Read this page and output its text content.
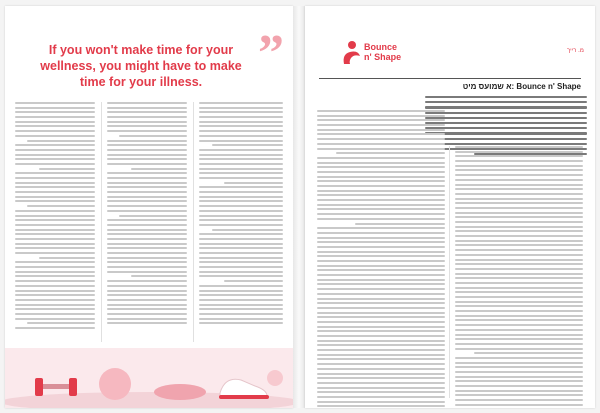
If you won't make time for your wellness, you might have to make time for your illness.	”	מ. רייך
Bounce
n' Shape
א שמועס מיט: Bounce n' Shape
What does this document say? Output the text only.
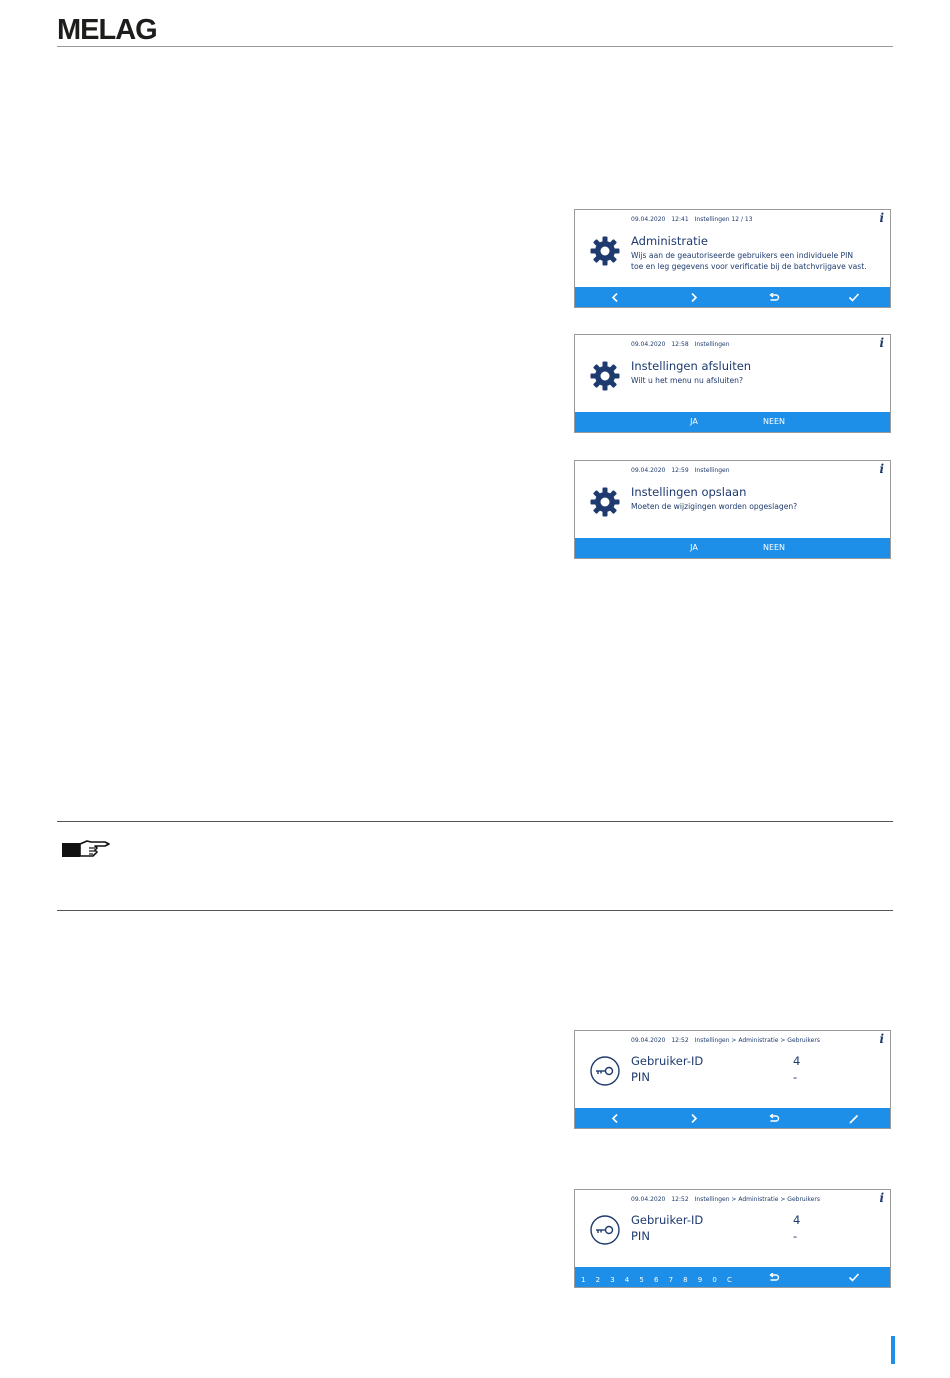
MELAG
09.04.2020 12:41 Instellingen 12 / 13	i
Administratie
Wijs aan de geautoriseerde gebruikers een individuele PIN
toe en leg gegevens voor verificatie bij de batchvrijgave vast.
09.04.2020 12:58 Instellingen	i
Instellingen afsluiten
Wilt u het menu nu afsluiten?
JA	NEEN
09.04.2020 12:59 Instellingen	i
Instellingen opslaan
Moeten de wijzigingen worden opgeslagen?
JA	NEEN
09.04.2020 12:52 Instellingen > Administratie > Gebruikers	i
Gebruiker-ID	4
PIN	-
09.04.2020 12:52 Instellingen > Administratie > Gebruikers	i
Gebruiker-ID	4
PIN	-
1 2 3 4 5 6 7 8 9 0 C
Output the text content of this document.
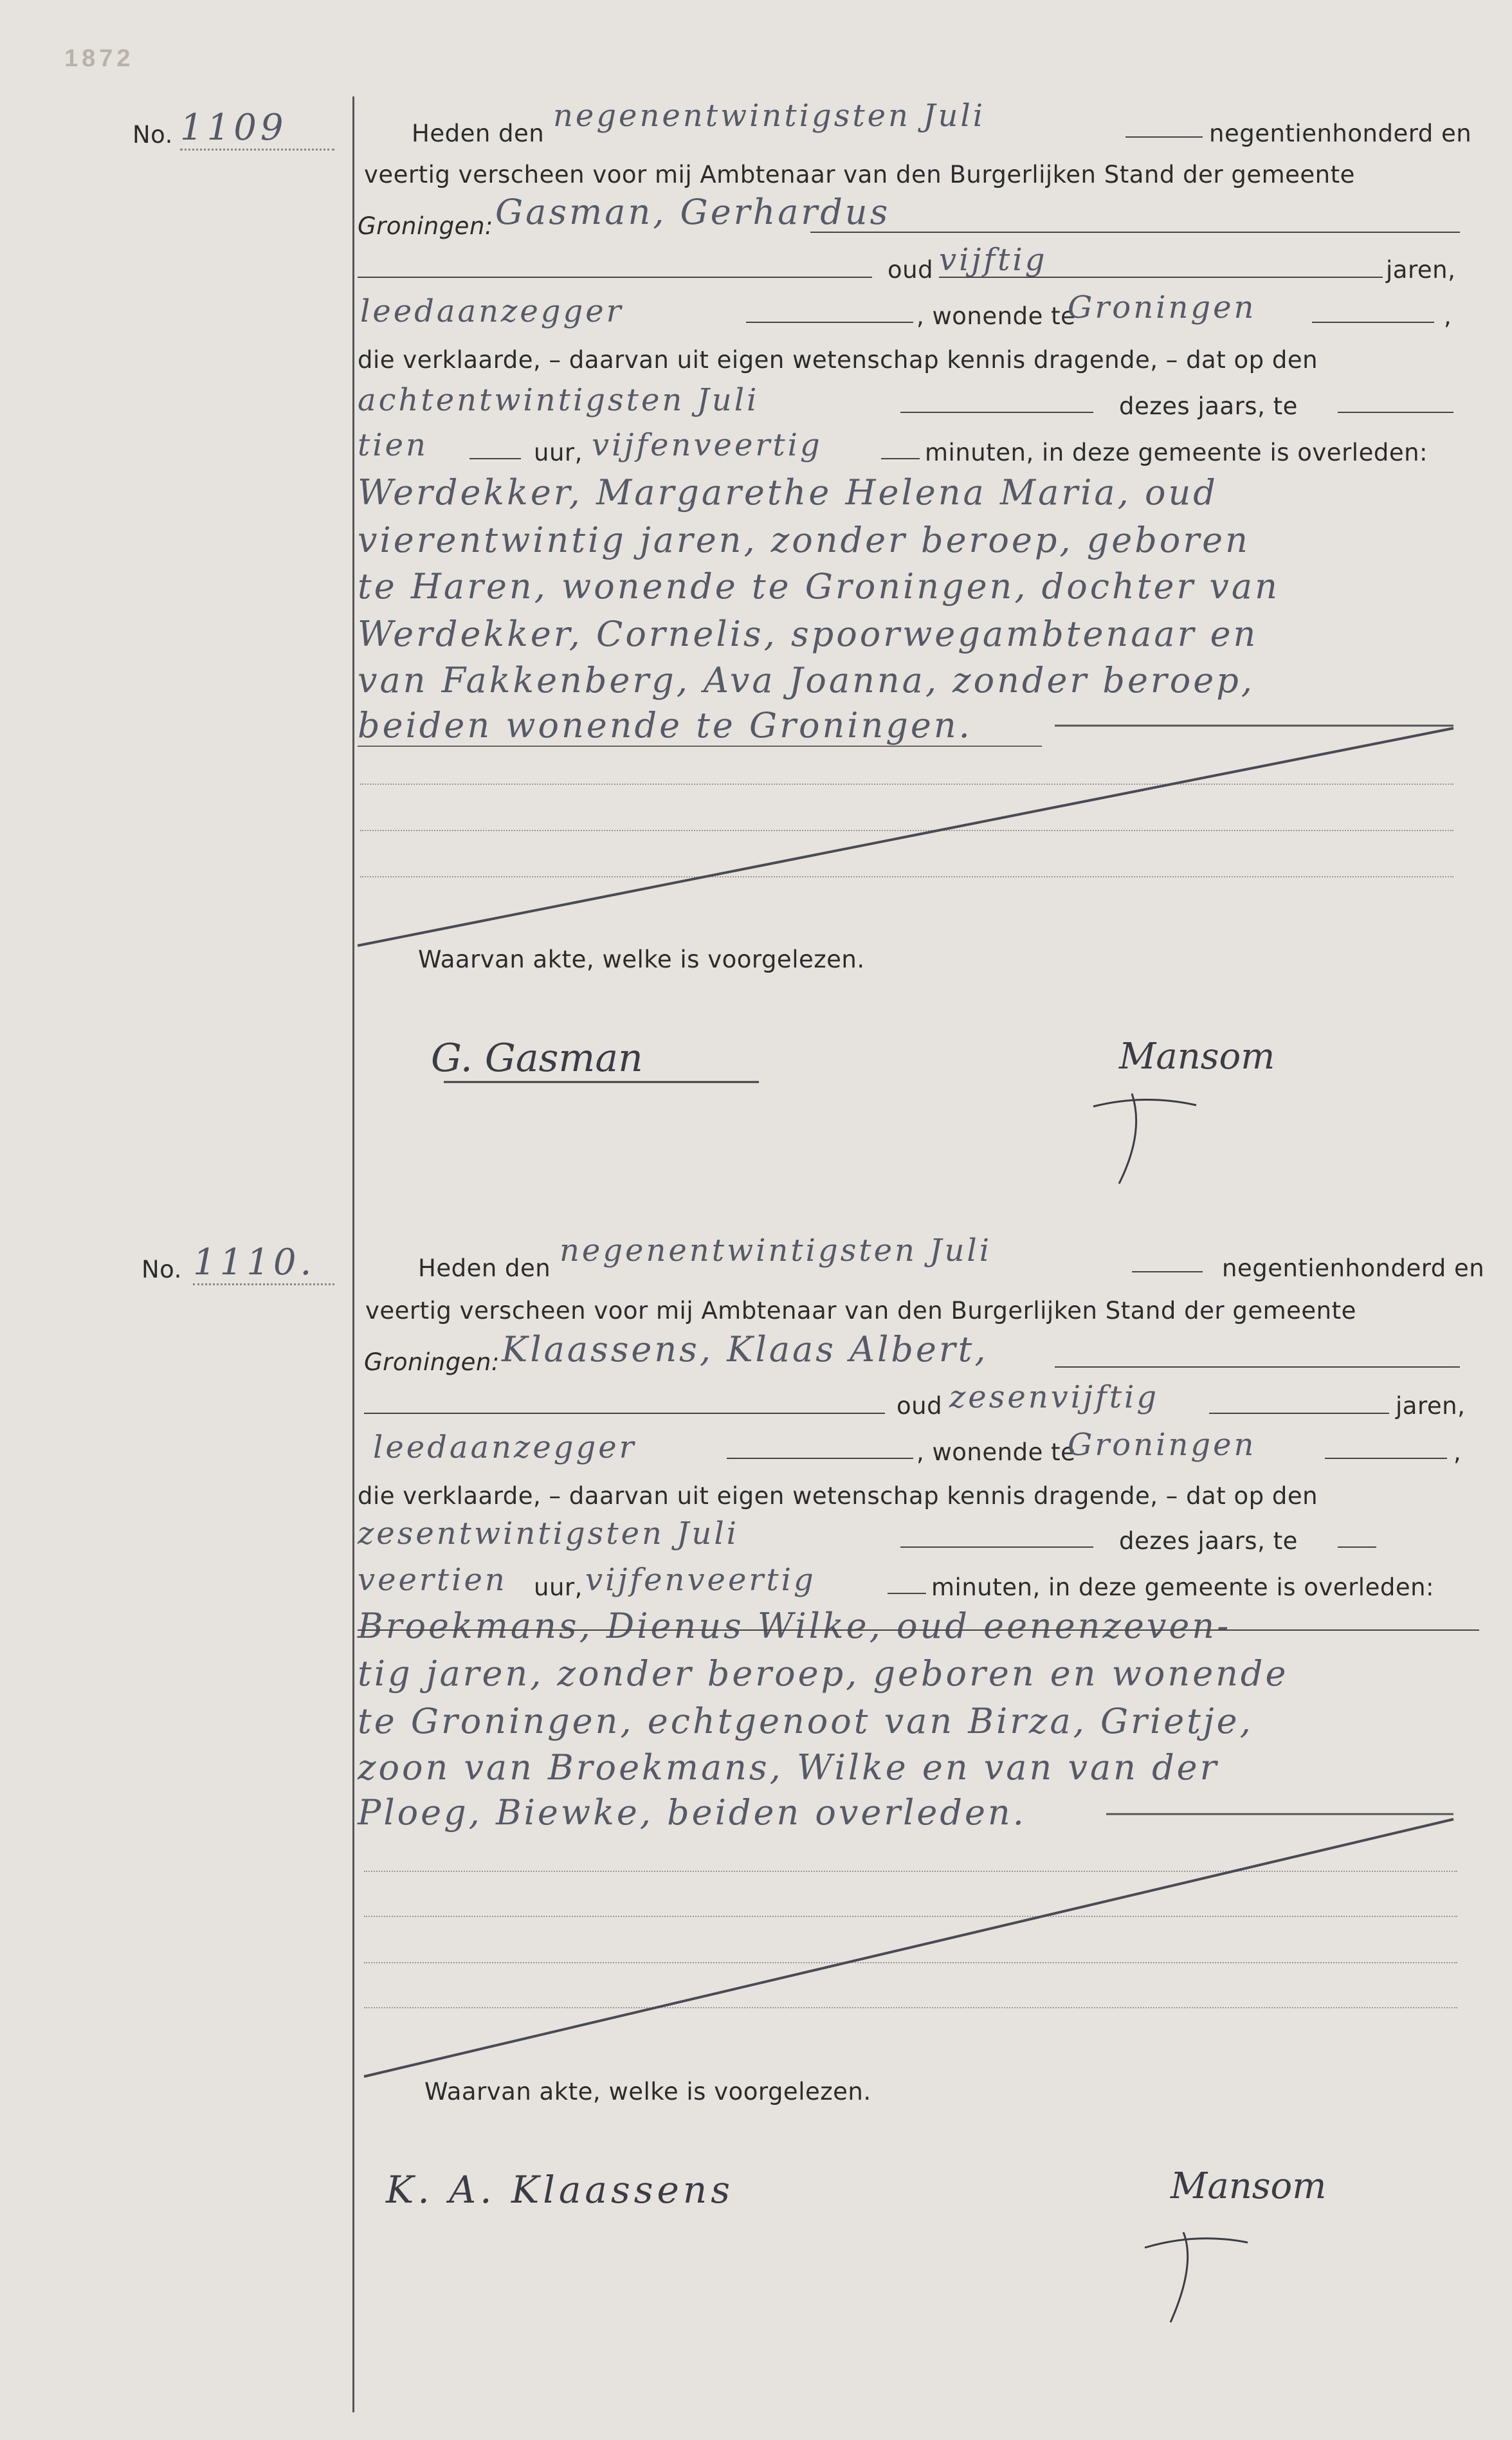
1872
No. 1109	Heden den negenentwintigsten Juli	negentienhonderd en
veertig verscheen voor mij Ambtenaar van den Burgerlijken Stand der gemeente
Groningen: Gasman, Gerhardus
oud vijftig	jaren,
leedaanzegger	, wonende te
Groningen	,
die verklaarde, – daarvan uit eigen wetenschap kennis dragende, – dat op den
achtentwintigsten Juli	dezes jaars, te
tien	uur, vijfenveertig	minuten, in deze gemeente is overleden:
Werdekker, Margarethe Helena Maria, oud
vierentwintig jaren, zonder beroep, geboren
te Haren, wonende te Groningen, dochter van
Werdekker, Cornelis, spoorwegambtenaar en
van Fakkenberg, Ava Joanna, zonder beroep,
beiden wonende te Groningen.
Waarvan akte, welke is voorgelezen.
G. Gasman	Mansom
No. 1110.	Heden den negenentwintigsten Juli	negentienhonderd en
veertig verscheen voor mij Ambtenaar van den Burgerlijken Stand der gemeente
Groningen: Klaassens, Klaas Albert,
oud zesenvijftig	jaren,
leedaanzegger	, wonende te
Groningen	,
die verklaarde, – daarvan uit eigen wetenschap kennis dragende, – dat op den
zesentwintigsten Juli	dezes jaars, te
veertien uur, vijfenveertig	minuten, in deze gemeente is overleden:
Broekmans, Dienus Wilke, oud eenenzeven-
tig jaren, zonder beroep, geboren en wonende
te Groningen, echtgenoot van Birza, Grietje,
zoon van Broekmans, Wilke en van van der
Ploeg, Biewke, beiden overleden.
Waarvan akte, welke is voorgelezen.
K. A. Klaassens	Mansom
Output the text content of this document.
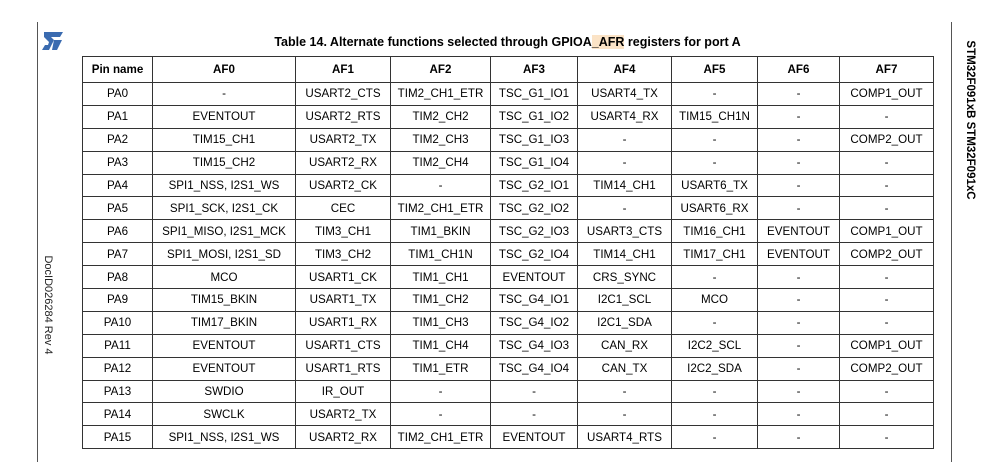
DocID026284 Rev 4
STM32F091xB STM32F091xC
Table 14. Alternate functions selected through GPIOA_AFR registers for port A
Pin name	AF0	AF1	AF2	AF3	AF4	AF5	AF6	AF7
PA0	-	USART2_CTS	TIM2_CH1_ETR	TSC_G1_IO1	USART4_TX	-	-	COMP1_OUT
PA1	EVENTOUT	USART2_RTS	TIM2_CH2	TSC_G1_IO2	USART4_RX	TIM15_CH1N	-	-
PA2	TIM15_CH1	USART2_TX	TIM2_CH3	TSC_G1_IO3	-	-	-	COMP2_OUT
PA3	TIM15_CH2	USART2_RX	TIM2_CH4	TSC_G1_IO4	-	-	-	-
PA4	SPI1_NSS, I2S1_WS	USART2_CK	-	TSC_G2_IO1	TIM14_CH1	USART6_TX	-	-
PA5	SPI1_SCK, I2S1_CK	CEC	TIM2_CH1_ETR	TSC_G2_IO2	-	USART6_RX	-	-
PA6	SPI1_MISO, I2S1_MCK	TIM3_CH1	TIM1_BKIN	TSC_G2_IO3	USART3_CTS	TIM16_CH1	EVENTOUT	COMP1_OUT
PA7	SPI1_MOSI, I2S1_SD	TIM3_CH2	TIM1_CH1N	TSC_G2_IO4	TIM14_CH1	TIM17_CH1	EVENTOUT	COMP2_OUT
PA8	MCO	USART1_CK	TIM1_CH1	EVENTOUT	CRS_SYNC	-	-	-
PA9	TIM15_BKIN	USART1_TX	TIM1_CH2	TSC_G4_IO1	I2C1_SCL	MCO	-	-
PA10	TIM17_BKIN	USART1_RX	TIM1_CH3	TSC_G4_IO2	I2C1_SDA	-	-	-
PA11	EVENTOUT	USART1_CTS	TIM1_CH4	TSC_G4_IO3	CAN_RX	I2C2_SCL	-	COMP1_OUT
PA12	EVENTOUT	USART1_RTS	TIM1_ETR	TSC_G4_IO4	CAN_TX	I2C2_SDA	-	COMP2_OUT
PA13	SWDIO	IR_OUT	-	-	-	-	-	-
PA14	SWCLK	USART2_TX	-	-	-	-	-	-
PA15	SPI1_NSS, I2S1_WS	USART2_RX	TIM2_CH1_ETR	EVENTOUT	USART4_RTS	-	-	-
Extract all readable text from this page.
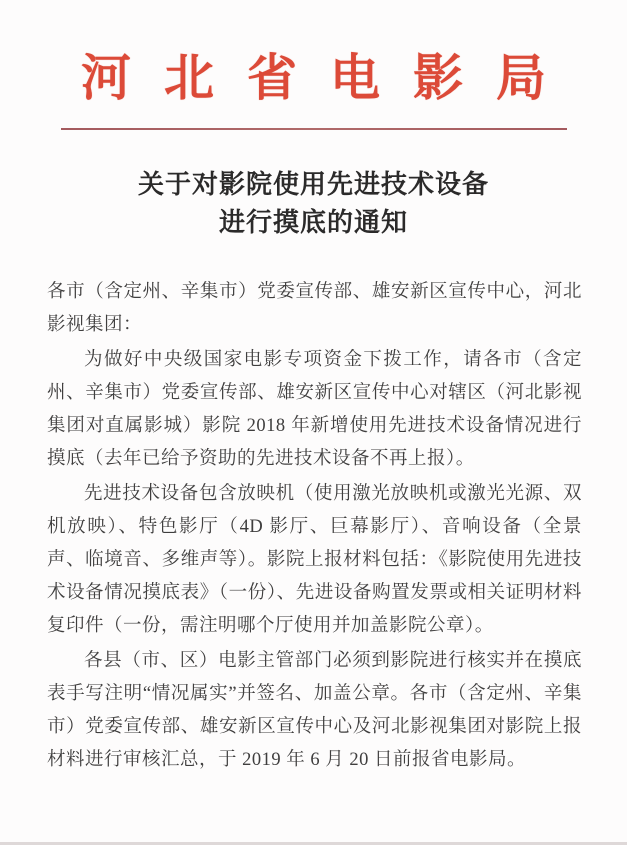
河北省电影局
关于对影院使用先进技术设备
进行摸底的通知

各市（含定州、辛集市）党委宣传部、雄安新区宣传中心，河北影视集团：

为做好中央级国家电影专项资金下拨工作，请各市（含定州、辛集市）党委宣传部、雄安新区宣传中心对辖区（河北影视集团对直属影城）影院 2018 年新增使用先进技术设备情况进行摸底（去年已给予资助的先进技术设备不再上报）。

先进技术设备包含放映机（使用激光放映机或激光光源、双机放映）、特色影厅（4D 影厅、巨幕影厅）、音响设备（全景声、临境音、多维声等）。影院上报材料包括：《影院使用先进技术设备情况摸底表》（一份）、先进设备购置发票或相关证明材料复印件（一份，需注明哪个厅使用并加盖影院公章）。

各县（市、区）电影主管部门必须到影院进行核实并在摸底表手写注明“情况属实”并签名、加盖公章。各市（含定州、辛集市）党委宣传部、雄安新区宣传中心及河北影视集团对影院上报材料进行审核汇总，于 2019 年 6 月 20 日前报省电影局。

....................

Required task » Go through the records and show every line with the string "Groningen" in it.

Complete answer »
Groningen: Gasman, Gerhardus
Groningen	,
te Haren, wonende te Groningen, dochter van
beiden wonende te Groningen.
Groningen: Klaassens, Klaas Albert,
Groningen	,
te Groningen, echtgenoot van Birza, Grietje,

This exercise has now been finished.